Problem statement
Lines containing the word "this" need to be counted. Please reply with how many there are, and nothing else.
───
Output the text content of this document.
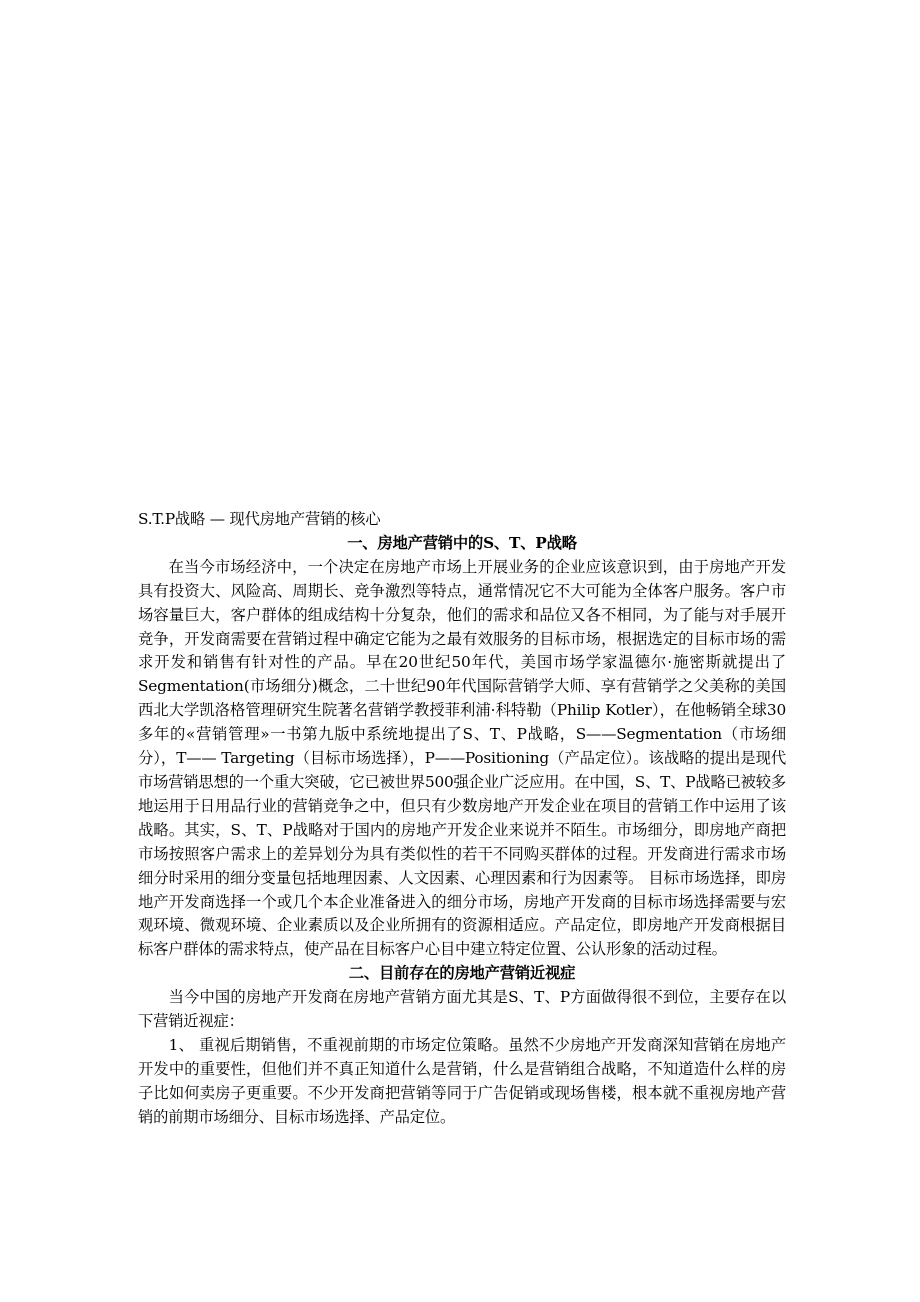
S.T.P战略 — 现代房地产营销的核心

一、房地产营销中的S、T、P战略

在当今市场经济中，一个决定在房地产市场上开展业务的企业应该意识到，由于房地产开发具有投资大、风险高、周期长、竞争激烈等特点，通常情况它不大可能为全体客户服务。客户市场容量巨大，客户群体的组成结构十分复杂，他们的需求和品位又各不相同，为了能与对手展开竞争，开发商需要在营销过程中确定它能为之最有效服务的目标市场，根据选定的目标市场的需求开发和销售有针对性的产品。早在20世纪50年代，美国市场学家温德尔·施密斯就提出了Segmentation(市场细分)概念，二十世纪90年代国际营销学大师、享有营销学之父美称的美国西北大学凯洛格管理研究生院著名营销学教授菲利浦·科特勒（Philip Kotler），在他畅销全球30多年的«营销管理»一书第九版中系统地提出了S、T、P战略，S——Segmentation（市场细分），T—— Targeting（目标市场选择），P——Positioning（产品定位）。该战略的提出是现代市场营销思想的一个重大突破，它已被世界500强企业广泛应用。在中国，S、T、P战略已被较多地运用于日用品行业的营销竞争之中，但只有少数房地产开发企业在项目的营销工作中运用了该战略。其实，S、T、P战略对于国内的房地产开发企业来说并不陌生。市场细分，即房地产商把市场按照客户需求上的差异划分为具有类似性的若干不同购买群体的过程。开发商进行需求市场细分时采用的细分变量包括地理因素、人文因素、心理因素和行为因素等。 目标市场选择，即房地产开发商选择一个或几个本企业准备进入的细分市场，房地产开发商的目标市场选择需要与宏观环境、微观环境、企业素质以及企业所拥有的资源相适应。产品定位，即房地产开发商根据目标客户群体的需求特点，使产品在目标客户心目中建立特定位置、公认形象的活动过程。

二、目前存在的房地产营销近视症

当今中国的房地产开发商在房地产营销方面尤其是S、T、P方面做得很不到位，主要存在以下营销近视症：

1、 重视后期销售，不重视前期的市场定位策略。虽然不少房地产开发商深知营销在房地产开发中的重要性，但他们并不真正知道什么是营销，什么是营销组合战略，不知道造什么样的房子比如何卖房子更重要。不少开发商把营销等同于广告促销或现场售楼，根本就不重视房地产营销的前期市场细分、目标市场选择、产品定位。
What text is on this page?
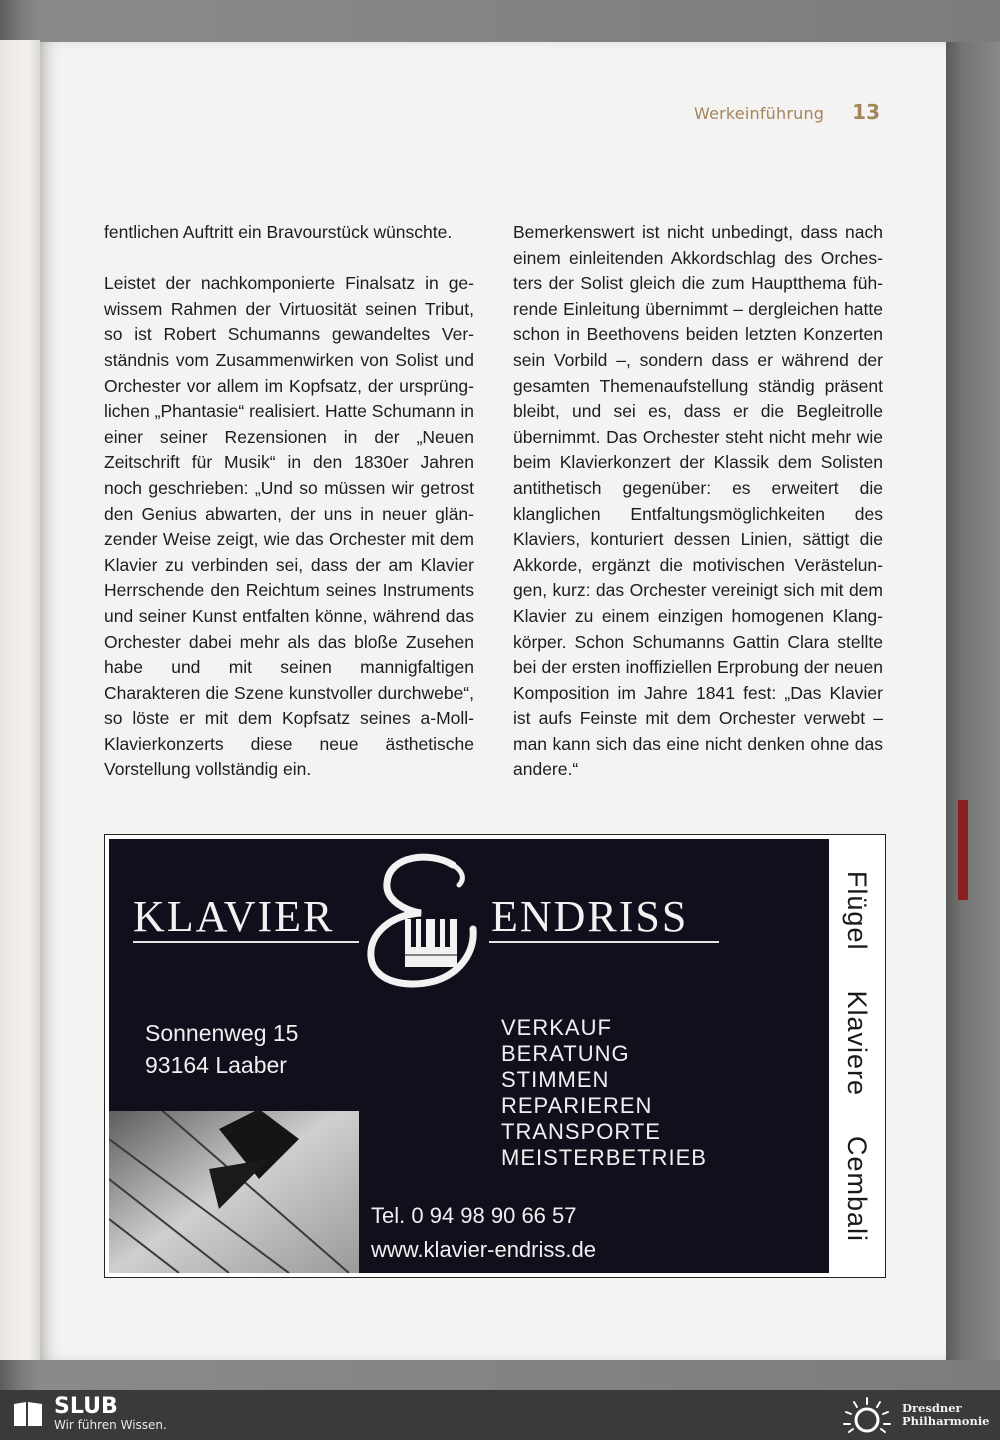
Werkeinführung 13

fentlichen Auftritt ein Bravourstück wünschte.

Leistet der nachkomponierte Finalsatz in gewissem Rahmen der Virtuosität seinen Tribut, so ist Robert Schumanns gewandeltes Verständnis vom Zusammenwirken von Solist und Orchester vor allem im Kopfsatz, der ursprünglichen „Phantasie“ realisiert. Hatte Schumann in einer seiner Rezensionen in der „Neuen Zeitschrift für Musik“ in den 1830er Jahren noch geschrieben: „Und so müssen wir getrost den Genius abwarten, der uns in neuer glänzender Weise zeigt, wie das Orchester mit dem Klavier zu verbinden sei, dass der am Klavier Herrschende den Reichtum seines Instruments und seiner Kunst entfalten könne, während das Orchester dabei mehr als das bloße Zusehen habe und mit seinen mannigfaltigen Charakteren die Szene kunstvoller durchwebe“, so löste er mit dem Kopfsatz seines a-Moll-Klavierkonzerts diese neue ästhetische Vorstellung vollständig ein.

Bemerkenswert ist nicht unbedingt, dass nach einem einleitenden Akkordschlag des Orchesters der Solist gleich die zum Hauptthema führende Einleitung übernimmt – dergleichen hatte schon in Beethovens beiden letzten Konzerten sein Vorbild –, sondern dass er während der gesamten Themenaufstellung ständig präsent bleibt, und sei es, dass er die Begleitrolle übernimmt. Das Orchester steht nicht mehr wie beim Klavierkonzert der Klassik dem Solisten antithetisch gegenüber: es erweitert die klanglichen Entfaltungsmöglichkeiten des Klaviers, konturiert dessen Linien, sättigt die Akkorde, ergänzt die motivischen Verästelungen, kurz: das Orchester vereinigt sich mit dem Klavier zu einem einzigen homogenen Klangkörper. Schon Schumanns Gattin Clara stellte bei der ersten inoffiziellen Erprobung der neuen Komposition im Jahre 1841 fest: „Das Klavier ist aufs Feinste mit dem Orchester verwebt – man kann sich das eine nicht denken ohne das andere.“

KLAVIER	ENDRISS
Sonnenweg 15
93164 Laaber
VERKAUF
BERATUNG
STIMMEN
REPARIEREN
TRANSPORTE
MEISTERBETRIEB
Tel. 0 94 98 90 66 57
www.klavier-endriss.de
Flügel
Klaviere
Cembali
SLUB
Wir führen Wissen.
Dresdner
Philharmonie
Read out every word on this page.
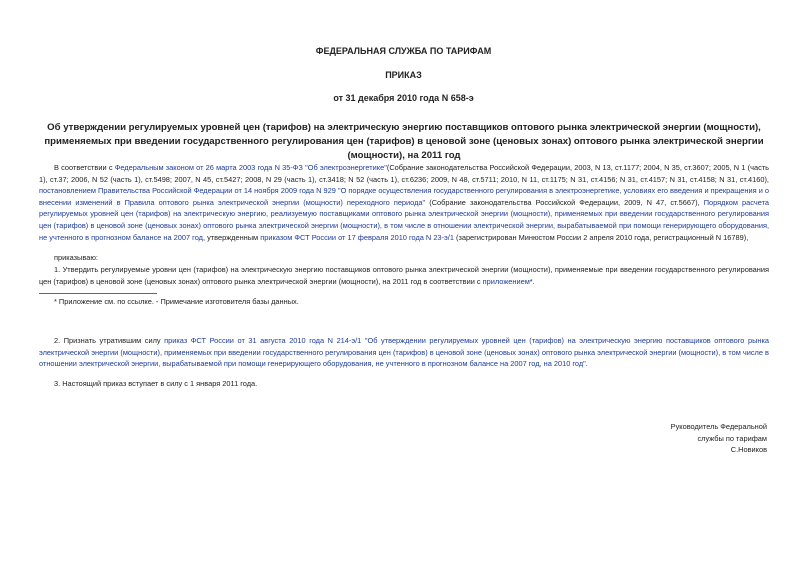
ФЕДЕРАЛЬНАЯ СЛУЖБА ПО ТАРИФАМ
ПРИКАЗ
от 31 декабря 2010 года N 658-э
Об утверждении регулируемых уровней цен (тарифов) на электрическую энергию поставщиков оптового рынка электрической энергии (мощности), применяемых при введении государственного регулирования цен (тарифов) в ценовой зоне (ценовых зонах) оптового рынка электрической энергии (мощности), на 2011 год
В соответствии с Федеральным законом от 26 марта 2003 года N 35-ФЗ "Об электроэнергетике"(Собрание законодательства Российской Федерации, 2003, N 13, ст.1177; 2004, N 35, ст.3607; 2005, N 1 (часть 1), ст.37; 2006, N 52 (часть 1), ст.5498; 2007, N 45, ст.5427; 2008, N 29 (часть 1), ст.3418; N 52 (часть 1), ст.6236; 2009, N 48, ст.5711; 2010, N 11, ст.1175; N 31, ст.4156; N 31, ст.4157; N 31, ст.4158; N 31, ст.4160), постановлением Правительства Российской Федерации от 14 ноября 2009 года N 929 "О порядке осуществления государственного регулирования в электроэнергетике, условиях его введения и прекращения и о внесении изменений в Правила оптового рынка электрической энергии (мощности) переходного периода" (Собрание законодательства Российской Федерации, 2009, N 47, ст.5667), Порядком расчета регулируемых уровней цен (тарифов) на электрическую энергию, реализуемую поставщиками оптового рынка электрической энергии (мощности), применяемых при введении государственного регулирования цен (тарифов) в ценовой зоне (ценовых зонах) оптового рынка электрической энергии (мощности), в том числе в отношении электрической энергии, вырабатываемой при помощи генерирующего оборудования, не учтенного в прогнозном балансе на 2007 год, утвержденным приказом ФСТ России от 17 февраля 2010 года N 23-э/1 (зарегистрирован Минюстом России 2 апреля 2010 года, регистрационный N 16789),
приказываю:
1. Утвердить регулируемые уровни цен (тарифов) на электрическую энергию поставщиков оптового рынка электрической энергии (мощности), применяемые при введении государственного регулирования цен (тарифов) в ценовой зоне (ценовых зонах) оптового рынка электрической энергии (мощности), на 2011 год в соответствии с приложением*.
* Приложение см. по ссылке. - Примечание изготовителя базы данных.
2. Признать утратившим силу приказ ФСТ России от 31 августа 2010 года N 214-э/1 "Об утверждении регулируемых уровней цен (тарифов) на электрическую энергию поставщиков оптового рынка электрической энергии (мощности), применяемых при введении государственного регулирования цен (тарифов) в ценовой зоне (ценовых зонах) оптового рынка электрической энергии (мощности), в том числе в отношении электрической энергии, вырабатываемой при помощи генерирующего оборудования, не учтенного в прогнозном балансе на 2007 год, на 2010 год".
3. Настоящий приказ вступает в силу с 1 января 2011 года.
Руководитель Федеральной
службы по тарифам
С.Новиков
───
Complete output
3